Data for this task ->
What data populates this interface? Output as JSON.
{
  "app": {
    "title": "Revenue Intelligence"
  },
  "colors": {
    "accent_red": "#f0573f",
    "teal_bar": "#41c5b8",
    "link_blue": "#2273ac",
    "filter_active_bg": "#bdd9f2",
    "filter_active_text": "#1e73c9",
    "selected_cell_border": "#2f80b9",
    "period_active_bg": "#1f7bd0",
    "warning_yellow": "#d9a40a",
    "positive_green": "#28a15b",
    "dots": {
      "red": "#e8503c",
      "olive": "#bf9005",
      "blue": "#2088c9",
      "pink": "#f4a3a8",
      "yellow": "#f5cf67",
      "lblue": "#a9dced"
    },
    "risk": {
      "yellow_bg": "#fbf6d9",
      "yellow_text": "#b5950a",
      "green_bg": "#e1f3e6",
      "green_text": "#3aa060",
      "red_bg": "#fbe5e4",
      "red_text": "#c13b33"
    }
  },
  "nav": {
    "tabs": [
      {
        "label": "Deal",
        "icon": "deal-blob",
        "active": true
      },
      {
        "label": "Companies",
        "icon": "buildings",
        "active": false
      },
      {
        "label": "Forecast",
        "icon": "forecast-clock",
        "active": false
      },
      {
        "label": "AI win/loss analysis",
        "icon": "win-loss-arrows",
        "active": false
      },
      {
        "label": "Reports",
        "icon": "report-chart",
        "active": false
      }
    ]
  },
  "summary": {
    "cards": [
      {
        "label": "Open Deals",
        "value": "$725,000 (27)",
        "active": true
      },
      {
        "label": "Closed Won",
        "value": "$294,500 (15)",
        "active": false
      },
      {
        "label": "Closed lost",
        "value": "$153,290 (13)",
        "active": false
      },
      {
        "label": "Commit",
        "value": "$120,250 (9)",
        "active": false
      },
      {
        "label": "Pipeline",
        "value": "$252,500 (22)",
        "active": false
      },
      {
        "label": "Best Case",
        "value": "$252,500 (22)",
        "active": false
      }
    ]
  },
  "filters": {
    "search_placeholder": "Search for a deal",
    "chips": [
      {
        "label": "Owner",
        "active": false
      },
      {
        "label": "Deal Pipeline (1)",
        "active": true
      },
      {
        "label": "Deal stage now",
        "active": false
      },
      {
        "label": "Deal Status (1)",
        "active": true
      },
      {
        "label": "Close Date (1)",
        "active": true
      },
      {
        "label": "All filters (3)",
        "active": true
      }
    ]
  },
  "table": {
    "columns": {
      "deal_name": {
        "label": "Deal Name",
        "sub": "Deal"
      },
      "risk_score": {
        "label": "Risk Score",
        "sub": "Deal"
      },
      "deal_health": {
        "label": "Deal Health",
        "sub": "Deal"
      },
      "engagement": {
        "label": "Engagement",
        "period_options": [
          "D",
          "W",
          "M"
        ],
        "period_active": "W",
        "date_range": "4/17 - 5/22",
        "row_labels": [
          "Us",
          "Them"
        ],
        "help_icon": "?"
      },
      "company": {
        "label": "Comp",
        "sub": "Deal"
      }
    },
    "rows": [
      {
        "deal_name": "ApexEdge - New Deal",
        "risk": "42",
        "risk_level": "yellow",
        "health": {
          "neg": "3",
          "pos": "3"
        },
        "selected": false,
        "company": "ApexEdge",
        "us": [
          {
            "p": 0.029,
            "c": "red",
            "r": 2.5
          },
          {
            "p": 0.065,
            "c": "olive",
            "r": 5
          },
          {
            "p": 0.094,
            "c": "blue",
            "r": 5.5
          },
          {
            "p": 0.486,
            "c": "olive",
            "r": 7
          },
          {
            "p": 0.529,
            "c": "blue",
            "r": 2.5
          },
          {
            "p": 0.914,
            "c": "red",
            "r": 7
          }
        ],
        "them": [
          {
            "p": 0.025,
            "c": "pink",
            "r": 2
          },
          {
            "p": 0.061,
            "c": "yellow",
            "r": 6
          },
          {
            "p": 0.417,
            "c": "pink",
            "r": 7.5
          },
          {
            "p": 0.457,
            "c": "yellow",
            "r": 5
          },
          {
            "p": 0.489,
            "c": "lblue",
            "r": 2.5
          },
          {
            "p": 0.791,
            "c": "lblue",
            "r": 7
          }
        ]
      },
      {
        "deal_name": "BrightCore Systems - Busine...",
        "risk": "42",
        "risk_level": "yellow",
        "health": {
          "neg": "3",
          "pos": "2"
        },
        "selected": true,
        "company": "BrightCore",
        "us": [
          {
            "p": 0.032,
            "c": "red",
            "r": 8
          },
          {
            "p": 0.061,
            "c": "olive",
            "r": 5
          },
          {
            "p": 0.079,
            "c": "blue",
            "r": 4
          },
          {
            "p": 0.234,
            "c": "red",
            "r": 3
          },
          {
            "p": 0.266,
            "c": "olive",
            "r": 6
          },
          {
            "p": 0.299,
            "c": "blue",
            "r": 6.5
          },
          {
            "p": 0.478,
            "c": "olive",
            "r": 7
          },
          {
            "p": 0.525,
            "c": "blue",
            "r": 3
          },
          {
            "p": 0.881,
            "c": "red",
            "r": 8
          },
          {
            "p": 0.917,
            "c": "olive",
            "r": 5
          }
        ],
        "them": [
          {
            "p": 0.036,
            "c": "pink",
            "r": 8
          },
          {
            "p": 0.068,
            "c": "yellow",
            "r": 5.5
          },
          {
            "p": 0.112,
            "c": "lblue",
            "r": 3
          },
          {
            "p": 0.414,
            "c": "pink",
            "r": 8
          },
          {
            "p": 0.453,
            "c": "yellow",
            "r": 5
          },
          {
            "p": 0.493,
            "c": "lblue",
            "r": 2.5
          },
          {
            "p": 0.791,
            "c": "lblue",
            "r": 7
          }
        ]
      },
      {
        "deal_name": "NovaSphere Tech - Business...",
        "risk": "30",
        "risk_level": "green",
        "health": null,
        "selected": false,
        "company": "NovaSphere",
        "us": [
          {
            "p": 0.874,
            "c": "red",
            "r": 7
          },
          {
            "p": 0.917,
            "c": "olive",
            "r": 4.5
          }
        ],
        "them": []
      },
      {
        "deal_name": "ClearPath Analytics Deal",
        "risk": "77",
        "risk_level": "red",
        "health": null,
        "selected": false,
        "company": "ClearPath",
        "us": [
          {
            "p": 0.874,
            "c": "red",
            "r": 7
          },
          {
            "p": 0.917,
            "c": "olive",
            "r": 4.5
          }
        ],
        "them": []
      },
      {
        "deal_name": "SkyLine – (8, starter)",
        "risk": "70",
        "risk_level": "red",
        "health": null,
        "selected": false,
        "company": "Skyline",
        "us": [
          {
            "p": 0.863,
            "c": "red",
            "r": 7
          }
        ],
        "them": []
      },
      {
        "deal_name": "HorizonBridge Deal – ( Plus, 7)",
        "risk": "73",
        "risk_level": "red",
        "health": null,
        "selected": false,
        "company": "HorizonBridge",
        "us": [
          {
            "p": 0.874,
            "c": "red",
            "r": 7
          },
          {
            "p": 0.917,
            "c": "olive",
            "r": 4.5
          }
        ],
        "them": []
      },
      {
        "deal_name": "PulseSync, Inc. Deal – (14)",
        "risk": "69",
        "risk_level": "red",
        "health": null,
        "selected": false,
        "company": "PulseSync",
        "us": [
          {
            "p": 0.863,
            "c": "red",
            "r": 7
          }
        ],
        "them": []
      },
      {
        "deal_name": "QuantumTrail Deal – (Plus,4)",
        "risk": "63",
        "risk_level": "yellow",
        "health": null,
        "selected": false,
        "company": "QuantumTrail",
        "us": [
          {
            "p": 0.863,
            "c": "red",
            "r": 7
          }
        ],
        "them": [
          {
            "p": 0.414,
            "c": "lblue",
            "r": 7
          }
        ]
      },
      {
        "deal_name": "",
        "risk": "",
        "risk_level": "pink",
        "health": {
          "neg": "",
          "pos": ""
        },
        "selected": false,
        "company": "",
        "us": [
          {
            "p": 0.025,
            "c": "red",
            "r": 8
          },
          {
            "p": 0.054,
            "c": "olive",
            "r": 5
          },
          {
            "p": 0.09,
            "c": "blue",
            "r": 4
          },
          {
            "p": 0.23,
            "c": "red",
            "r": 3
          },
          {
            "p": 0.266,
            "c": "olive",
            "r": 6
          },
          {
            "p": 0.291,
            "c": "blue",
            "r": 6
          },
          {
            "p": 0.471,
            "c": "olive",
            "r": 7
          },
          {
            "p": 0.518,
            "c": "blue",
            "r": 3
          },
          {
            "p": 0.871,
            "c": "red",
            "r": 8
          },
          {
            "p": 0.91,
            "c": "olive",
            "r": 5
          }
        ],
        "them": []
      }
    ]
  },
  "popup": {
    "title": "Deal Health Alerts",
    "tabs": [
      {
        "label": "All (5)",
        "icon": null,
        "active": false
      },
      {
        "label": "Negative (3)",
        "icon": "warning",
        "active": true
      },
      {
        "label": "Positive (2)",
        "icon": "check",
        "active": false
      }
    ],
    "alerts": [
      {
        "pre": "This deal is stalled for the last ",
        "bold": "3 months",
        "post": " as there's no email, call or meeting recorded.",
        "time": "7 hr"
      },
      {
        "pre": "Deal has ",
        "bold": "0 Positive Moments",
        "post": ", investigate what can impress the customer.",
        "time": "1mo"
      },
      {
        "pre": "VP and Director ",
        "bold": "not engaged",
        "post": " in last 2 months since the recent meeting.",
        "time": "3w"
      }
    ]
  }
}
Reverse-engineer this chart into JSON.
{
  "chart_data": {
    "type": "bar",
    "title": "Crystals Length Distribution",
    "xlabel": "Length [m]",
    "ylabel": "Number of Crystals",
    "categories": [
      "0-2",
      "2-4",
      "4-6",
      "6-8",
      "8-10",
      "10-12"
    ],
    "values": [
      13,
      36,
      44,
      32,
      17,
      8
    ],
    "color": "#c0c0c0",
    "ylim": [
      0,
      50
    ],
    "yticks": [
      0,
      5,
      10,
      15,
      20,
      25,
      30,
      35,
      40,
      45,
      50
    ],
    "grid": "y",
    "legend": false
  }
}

Stated problem -> Each line from the one containing "Reverse-engineer this chart into JSON." through the end of the entries, both included, is to be returned exactly, with no other lines.

Written answer ->
Reverse-engineer this chart into JSON.
{
  "chart_data": {
    "type": "bar",
    "title": "Crystals Length Distribution",
    "xlabel": "Length [m]",
    "ylabel": "Number of Crystals",
    "categories": [
      "0-2",
      "2-4",
      "4-6",
      "6-8",
      "8-10",
      "10-12"
    ],
    "values": [
      13,
      36,
      44,
      32,
      17,
      8
    ],
    "color": "#c0c0c0",
    "ylim": [
      0,
      50
    ],
    "yticks": [
      0,
      5,
      10,
      15,
      20,
      25,
      30,
      35,
      40,
      45,
      50
    ],
    "grid": "y",
    "legend": false
  }
}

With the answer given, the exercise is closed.